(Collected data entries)
********
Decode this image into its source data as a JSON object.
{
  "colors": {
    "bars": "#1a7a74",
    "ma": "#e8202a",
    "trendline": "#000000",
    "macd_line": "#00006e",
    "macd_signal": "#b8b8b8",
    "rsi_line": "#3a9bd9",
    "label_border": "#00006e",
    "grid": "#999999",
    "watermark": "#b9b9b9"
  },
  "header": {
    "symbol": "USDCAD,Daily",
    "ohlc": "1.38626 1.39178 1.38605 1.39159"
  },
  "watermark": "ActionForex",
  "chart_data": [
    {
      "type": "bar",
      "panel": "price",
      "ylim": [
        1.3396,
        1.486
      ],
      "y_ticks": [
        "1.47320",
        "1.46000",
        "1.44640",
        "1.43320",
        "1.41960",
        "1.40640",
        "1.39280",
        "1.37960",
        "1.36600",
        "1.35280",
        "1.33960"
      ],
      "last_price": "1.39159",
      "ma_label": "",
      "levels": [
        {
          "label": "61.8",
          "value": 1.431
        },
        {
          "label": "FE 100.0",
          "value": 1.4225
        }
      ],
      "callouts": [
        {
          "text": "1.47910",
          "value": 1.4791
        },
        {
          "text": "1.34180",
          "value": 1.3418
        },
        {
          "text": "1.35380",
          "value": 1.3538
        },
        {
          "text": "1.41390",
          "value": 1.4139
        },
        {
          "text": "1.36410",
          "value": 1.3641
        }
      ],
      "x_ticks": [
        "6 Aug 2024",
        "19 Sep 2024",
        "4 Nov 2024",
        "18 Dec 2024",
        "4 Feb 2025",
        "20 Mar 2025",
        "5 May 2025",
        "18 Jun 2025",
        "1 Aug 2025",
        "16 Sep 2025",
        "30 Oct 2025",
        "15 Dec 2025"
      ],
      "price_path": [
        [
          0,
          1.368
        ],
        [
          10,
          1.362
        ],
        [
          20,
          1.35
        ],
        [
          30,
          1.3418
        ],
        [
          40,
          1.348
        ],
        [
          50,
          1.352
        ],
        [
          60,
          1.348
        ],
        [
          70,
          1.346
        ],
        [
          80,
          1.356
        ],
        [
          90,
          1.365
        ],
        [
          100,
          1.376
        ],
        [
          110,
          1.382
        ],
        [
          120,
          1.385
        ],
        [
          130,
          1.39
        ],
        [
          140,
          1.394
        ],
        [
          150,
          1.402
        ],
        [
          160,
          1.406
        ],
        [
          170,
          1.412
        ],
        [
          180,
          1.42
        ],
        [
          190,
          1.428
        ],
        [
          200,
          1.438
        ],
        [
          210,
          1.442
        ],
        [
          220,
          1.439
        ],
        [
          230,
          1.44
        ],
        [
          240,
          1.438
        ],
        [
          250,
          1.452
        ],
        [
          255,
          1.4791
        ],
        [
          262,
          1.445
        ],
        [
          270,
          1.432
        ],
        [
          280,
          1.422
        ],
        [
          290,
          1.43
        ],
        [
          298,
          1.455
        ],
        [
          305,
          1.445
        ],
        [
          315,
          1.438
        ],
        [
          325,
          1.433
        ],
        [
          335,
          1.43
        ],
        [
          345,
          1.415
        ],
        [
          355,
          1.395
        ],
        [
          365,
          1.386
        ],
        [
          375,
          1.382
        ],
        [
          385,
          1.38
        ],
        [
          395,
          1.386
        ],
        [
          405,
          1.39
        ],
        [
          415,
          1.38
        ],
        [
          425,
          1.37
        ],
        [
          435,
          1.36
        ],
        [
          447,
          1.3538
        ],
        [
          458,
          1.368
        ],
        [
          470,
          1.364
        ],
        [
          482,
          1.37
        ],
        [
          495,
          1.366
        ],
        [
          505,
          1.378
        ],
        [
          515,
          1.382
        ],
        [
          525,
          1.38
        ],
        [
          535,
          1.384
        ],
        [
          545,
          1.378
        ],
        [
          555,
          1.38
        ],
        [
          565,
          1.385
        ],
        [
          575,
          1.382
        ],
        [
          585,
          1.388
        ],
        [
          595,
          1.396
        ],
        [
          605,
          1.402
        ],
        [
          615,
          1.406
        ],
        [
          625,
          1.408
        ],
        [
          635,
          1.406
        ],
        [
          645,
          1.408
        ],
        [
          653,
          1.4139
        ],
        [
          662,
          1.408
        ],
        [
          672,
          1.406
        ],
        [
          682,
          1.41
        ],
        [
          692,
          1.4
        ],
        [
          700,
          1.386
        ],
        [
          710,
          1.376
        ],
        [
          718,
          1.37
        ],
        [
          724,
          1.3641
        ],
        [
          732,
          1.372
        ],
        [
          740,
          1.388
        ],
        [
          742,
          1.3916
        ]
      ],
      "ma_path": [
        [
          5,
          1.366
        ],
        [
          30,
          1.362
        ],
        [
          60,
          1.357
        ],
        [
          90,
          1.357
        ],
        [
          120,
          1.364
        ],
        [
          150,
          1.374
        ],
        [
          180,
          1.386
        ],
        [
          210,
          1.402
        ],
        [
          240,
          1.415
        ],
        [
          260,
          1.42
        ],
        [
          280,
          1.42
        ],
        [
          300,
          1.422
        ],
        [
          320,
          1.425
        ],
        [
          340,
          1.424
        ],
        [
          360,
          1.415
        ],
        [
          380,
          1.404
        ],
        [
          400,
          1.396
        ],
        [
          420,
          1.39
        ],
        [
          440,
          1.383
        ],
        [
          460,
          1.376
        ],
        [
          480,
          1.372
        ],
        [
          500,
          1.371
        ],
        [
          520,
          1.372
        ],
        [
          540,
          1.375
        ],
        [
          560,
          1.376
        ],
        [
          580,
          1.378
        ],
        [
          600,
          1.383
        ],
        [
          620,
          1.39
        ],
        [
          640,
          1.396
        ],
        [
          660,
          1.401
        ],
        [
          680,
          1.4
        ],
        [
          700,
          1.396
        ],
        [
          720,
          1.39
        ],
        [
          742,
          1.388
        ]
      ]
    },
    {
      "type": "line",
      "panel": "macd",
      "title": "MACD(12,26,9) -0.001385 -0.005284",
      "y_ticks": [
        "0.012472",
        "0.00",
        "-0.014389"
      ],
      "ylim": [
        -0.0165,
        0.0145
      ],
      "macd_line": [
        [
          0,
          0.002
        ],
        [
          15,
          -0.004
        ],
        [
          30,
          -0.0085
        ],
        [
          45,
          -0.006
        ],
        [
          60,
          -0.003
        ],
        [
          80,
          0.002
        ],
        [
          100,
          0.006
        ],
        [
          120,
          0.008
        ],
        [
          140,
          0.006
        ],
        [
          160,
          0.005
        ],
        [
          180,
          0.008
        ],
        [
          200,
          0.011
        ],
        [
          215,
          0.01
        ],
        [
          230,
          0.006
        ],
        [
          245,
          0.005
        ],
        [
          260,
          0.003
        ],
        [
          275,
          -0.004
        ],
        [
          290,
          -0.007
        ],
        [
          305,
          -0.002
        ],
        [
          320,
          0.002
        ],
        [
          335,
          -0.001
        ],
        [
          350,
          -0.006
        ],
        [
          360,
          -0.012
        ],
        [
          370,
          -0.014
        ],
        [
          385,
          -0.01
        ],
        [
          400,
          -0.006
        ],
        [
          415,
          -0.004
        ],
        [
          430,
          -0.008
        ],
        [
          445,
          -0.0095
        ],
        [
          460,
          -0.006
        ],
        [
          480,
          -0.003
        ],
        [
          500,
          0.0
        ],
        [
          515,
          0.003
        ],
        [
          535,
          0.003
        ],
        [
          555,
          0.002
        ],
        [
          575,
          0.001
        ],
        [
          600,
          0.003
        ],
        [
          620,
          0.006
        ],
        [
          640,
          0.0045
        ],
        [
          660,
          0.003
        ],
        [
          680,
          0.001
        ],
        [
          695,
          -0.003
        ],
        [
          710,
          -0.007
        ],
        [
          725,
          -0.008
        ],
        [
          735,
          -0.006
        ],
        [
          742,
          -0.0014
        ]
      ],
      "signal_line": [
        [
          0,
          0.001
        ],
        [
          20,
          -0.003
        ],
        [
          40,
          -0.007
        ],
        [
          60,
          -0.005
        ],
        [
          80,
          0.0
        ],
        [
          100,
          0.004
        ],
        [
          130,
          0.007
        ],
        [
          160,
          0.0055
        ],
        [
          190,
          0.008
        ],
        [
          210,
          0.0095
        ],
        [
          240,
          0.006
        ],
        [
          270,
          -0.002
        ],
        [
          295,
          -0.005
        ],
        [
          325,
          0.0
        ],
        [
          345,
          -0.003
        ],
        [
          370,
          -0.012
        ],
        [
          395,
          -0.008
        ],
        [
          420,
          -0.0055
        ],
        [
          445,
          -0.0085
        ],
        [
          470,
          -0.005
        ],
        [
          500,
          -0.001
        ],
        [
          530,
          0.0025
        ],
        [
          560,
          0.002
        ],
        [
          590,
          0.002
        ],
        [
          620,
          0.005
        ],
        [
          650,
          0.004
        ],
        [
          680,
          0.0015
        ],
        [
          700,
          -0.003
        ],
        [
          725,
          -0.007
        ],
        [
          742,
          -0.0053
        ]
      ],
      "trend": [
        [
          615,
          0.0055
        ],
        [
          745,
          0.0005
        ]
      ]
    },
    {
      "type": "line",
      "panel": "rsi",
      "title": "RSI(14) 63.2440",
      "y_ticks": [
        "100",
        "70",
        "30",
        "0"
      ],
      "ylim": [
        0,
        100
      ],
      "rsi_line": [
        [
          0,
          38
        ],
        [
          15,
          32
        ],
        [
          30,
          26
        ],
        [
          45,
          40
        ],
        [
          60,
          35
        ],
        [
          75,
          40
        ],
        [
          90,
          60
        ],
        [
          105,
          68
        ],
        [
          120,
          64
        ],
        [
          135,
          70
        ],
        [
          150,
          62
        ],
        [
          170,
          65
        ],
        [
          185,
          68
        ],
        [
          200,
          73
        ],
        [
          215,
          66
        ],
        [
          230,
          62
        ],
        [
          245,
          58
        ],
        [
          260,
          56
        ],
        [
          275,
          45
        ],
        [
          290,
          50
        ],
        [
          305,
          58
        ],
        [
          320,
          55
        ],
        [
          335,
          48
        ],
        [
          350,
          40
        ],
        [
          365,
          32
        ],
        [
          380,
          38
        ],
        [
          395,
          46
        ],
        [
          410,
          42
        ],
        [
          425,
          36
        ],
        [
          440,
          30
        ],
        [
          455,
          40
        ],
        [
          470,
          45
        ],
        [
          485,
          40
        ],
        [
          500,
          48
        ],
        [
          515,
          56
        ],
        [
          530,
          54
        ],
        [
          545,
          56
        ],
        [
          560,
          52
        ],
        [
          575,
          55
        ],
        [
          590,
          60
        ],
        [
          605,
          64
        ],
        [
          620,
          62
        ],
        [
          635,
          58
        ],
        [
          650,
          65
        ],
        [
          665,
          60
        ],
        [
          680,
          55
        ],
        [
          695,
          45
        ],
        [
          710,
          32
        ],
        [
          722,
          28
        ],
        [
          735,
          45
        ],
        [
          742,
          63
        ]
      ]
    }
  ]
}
********
TASK INSTRUCTIONS:
Show, from the material above, each line that includes the string "watermark".

WRITTEN ANSWER:
    "watermark": "#b9b9b9"
  "watermark": "ActionForex",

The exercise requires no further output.